TASK DESCRIPTION
Check every line of the material below for the string "text", and return the ones that have it.

ENTRIES SUPPLIED
--------
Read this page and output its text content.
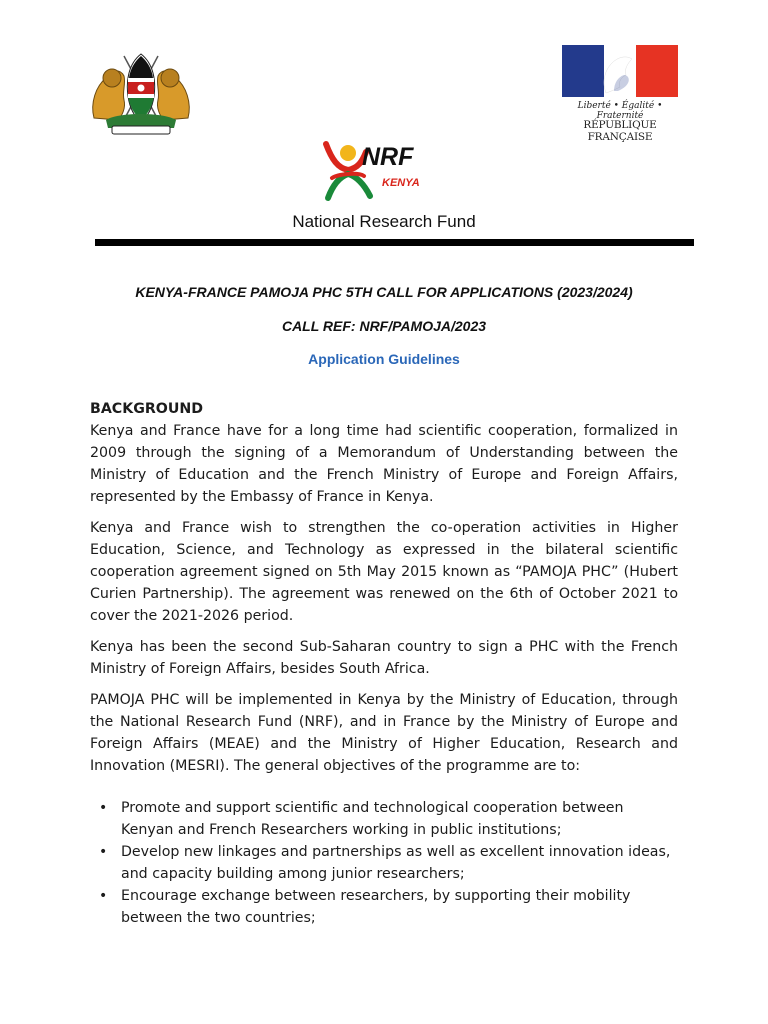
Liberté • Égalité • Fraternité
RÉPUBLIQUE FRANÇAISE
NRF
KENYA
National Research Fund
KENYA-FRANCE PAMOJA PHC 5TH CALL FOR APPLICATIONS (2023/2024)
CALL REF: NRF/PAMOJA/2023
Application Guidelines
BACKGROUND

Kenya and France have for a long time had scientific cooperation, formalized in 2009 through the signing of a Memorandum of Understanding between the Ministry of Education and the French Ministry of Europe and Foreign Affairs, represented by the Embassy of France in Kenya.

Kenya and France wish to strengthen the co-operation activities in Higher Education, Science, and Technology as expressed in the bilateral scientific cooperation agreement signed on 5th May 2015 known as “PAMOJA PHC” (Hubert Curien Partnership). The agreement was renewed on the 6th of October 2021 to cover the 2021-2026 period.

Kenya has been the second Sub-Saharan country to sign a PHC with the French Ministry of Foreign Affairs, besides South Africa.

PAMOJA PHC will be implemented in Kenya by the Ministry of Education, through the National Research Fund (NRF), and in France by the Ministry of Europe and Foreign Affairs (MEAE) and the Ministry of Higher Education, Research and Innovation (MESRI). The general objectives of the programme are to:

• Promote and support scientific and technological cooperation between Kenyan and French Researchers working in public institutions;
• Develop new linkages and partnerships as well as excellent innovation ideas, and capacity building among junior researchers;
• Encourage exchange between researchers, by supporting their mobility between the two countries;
--------
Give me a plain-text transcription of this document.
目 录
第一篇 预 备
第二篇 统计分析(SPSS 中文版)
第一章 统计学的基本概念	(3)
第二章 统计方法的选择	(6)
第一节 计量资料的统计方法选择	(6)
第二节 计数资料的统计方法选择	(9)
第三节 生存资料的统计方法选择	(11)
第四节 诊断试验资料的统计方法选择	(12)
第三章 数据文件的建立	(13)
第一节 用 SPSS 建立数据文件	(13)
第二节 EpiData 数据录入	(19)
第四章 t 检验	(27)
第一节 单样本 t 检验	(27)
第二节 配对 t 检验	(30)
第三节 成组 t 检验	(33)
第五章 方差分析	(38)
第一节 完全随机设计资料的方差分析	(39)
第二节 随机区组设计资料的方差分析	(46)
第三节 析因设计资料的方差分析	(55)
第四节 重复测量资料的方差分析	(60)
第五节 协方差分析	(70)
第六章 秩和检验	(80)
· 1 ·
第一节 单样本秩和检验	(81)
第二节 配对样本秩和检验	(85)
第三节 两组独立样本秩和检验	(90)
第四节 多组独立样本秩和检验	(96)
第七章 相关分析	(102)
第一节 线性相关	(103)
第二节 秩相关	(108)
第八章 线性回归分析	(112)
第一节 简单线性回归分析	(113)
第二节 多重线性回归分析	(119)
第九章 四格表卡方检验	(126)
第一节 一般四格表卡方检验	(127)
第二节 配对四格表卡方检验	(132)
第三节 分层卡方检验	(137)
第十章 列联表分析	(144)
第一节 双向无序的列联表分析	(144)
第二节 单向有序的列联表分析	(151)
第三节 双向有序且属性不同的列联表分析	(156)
--------
WRITTEN RESPONSE
Read this page and output its text content.
Give me a plain-text transcription of this document.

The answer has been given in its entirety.